> PROBLEM REQUIREMENTS: Your task is to output the listing word for word, with pictures excluded.
++++ DATA ENTRIES
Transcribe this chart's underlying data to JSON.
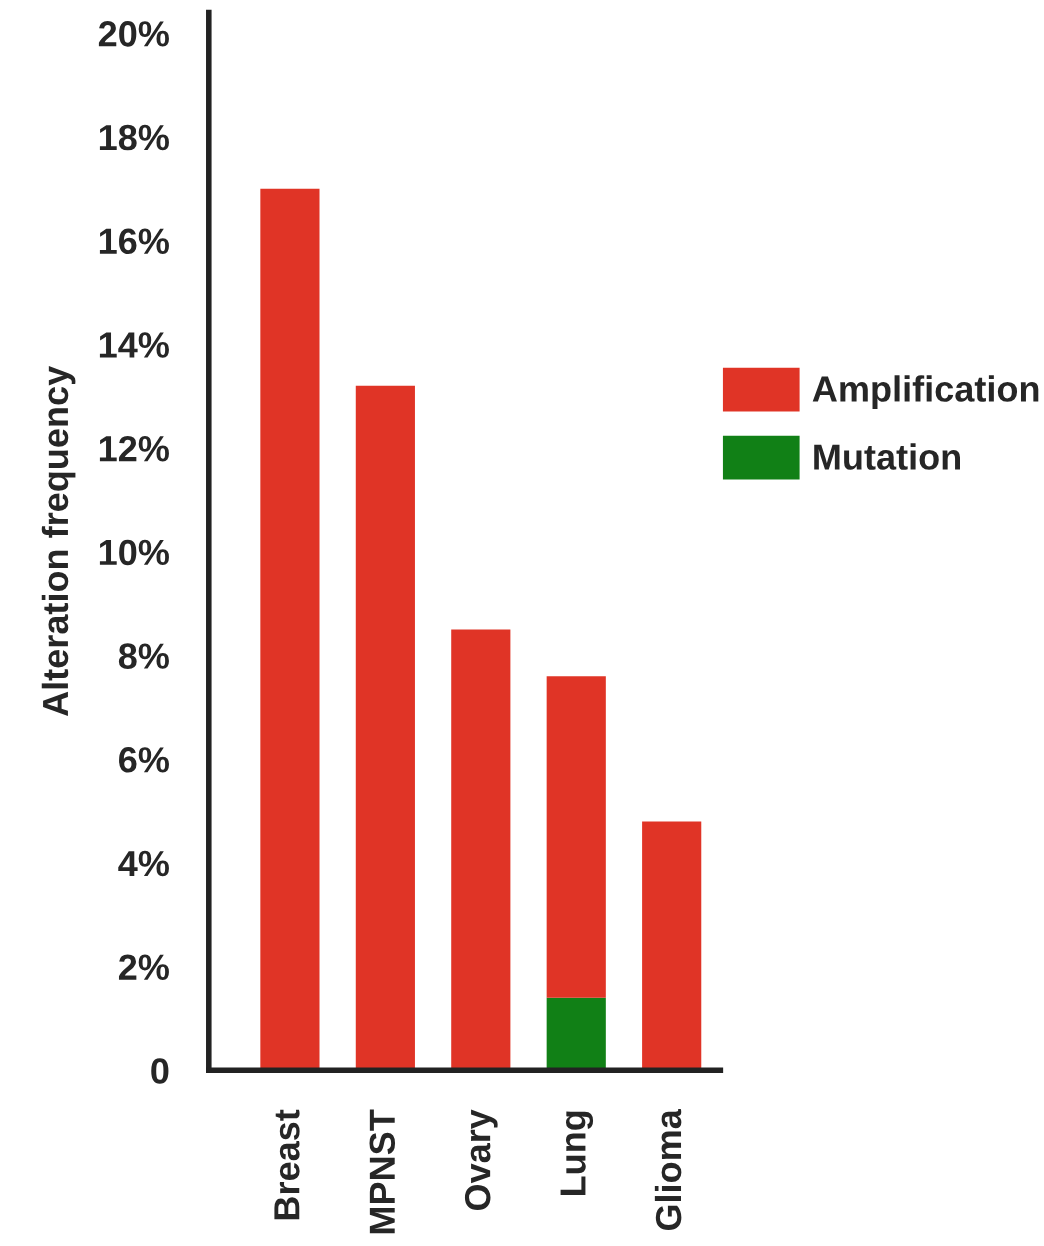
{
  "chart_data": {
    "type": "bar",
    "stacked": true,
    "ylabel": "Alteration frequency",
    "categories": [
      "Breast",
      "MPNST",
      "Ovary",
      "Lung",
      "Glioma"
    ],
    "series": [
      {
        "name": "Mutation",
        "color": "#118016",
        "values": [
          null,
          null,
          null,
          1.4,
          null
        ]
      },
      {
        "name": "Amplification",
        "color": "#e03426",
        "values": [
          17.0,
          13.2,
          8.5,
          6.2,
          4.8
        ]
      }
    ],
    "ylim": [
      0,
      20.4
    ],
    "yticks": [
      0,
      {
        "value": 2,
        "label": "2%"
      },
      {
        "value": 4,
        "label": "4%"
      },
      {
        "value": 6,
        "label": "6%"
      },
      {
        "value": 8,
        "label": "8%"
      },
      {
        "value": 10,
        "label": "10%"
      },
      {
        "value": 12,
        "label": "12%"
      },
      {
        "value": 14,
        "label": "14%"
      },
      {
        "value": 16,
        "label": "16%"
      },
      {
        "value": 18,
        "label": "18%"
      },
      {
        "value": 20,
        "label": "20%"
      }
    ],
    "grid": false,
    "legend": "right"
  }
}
++++++++
> THE SOLUTION:
Transcribe this chart's underlying data to JSON.
{
  "chart_data": {
    "type": "bar",
    "stacked": true,
    "ylabel": "Alteration frequency",
    "categories": [
      "Breast",
      "MPNST",
      "Ovary",
      "Lung",
      "Glioma"
    ],
    "series": [
      {
        "name": "Mutation",
        "color": "#118016",
        "values": [
          null,
          null,
          null,
          1.4,
          null
        ]
      },
      {
        "name": "Amplification",
        "color": "#e03426",
        "values": [
          17.0,
          13.2,
          8.5,
          6.2,
          4.8
        ]
      }
    ],
    "ylim": [
      0,
      20.4
    ],
    "yticks": [
      0,
      {
        "value": 2,
        "label": "2%"
      },
      {
        "value": 4,
        "label": "4%"
      },
      {
        "value": 6,
        "label": "6%"
      },
      {
        "value": 8,
        "label": "8%"
      },
      {
        "value": 10,
        "label": "10%"
      },
      {
        "value": 12,
        "label": "12%"
      },
      {
        "value": 14,
        "label": "14%"
      },
      {
        "value": 16,
        "label": "16%"
      },
      {
        "value": 18,
        "label": "18%"
      },
      {
        "value": 20,
        "label": "20%"
      }
    ],
    "grid": false,
    "legend": "right"
  }
}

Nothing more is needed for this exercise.